**What is being asked**. The records below need retyping in full; give them again exactly.

^^^^

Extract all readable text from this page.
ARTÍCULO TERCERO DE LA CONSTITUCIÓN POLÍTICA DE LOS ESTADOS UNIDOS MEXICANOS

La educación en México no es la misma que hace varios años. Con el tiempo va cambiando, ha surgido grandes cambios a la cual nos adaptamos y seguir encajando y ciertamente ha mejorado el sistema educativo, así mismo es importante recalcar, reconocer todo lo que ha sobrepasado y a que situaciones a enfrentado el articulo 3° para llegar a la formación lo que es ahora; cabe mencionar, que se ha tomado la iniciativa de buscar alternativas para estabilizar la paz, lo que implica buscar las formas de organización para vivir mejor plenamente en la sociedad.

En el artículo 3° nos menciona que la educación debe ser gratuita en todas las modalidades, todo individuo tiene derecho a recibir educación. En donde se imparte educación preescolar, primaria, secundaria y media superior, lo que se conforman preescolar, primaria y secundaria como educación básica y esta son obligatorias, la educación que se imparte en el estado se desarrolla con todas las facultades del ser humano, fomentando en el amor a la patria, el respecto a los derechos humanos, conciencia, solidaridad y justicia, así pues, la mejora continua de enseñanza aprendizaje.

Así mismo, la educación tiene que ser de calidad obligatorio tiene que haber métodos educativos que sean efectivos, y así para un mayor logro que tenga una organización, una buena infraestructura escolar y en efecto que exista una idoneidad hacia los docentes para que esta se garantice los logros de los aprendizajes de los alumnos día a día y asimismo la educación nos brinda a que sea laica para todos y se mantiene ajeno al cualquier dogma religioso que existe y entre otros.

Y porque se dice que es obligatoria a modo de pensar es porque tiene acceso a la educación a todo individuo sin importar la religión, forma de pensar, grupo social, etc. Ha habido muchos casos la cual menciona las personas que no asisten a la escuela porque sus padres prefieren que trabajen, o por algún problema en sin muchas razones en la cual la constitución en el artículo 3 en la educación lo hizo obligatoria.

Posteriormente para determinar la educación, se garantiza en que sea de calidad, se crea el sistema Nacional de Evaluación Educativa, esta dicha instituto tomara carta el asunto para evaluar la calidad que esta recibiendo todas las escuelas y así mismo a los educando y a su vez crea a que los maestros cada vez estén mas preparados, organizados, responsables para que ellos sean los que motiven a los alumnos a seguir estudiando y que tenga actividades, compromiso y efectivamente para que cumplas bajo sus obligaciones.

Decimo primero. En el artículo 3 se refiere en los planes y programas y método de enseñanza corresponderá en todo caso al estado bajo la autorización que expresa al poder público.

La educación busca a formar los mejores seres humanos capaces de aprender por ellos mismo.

^^^^

**Output for this exercise**.
Extract all readable text from this page.
ARTÍCULO TERCERO DE LA CONSTITUCIÓN POLÍTICA DE LOS ESTADOS UNIDOS MEXICANOS

La educación en México no es la misma que hace varios años. Con el tiempo va cambiando, ha surgido grandes cambios a la cual nos adaptamos y seguir encajando y ciertamente ha mejorado el sistema educativo, así mismo es importante recalcar, reconocer todo lo que ha sobrepasado y a que situaciones a enfrentado el articulo 3° para llegar a la formación lo que es ahora; cabe mencionar, que se ha tomado la iniciativa de buscar alternativas para estabilizar la paz, lo que implica buscar las formas de organización para vivir mejor plenamente en la sociedad.

En el artículo 3° nos menciona que la educación debe ser gratuita en todas las modalidades, todo individuo tiene derecho a recibir educación. En donde se imparte educación preescolar, primaria, secundaria y media superior, lo que se conforman preescolar, primaria y secundaria como educación básica y esta son obligatorias, la educación que se imparte en el estado se desarrolla con todas las facultades del ser humano, fomentando en el amor a la patria, el respecto a los derechos humanos, conciencia, solidaridad y justicia, así pues, la mejora continua de enseñanza aprendizaje.

Así mismo, la educación tiene que ser de calidad obligatorio tiene que haber métodos educativos que sean efectivos, y así para un mayor logro que tenga una organización, una buena infraestructura escolar y en efecto que exista una idoneidad hacia los docentes para que esta se garantice los logros de los aprendizajes de los alumnos día a día y asimismo la educación nos brinda a que sea laica para todos y se mantiene ajeno al cualquier dogma religioso que existe y entre otros.

Y porque se dice que es obligatoria a modo de pensar es porque tiene acceso a la educación a todo individuo sin importar la religión, forma de pensar, grupo social, etc. Ha habido muchos casos la cual menciona las personas que no asisten a la escuela porque sus padres prefieren que trabajen, o por algún problema en sin muchas razones en la cual la constitución en el artículo 3 en la educación lo hizo obligatoria.

Posteriormente para determinar la educación, se garantiza en que sea de calidad, se crea el sistema Nacional de Evaluación Educativa, esta dicha instituto tomara carta el asunto para evaluar la calidad que esta recibiendo todas las escuelas y así mismo a los educando y a su vez crea a que los maestros cada vez estén mas preparados, organizados, responsables para que ellos sean los que motiven a los alumnos a seguir estudiando y que tenga actividades, compromiso y efectivamente para que cumplas bajo sus obligaciones.

Decimo primero. En el artículo 3 se refiere en los planes y programas y método de enseñanza corresponderá en todo caso al estado bajo la autorización que expresa al poder público.

La educación busca a formar los mejores seres humanos capaces de aprender por ellos mismo.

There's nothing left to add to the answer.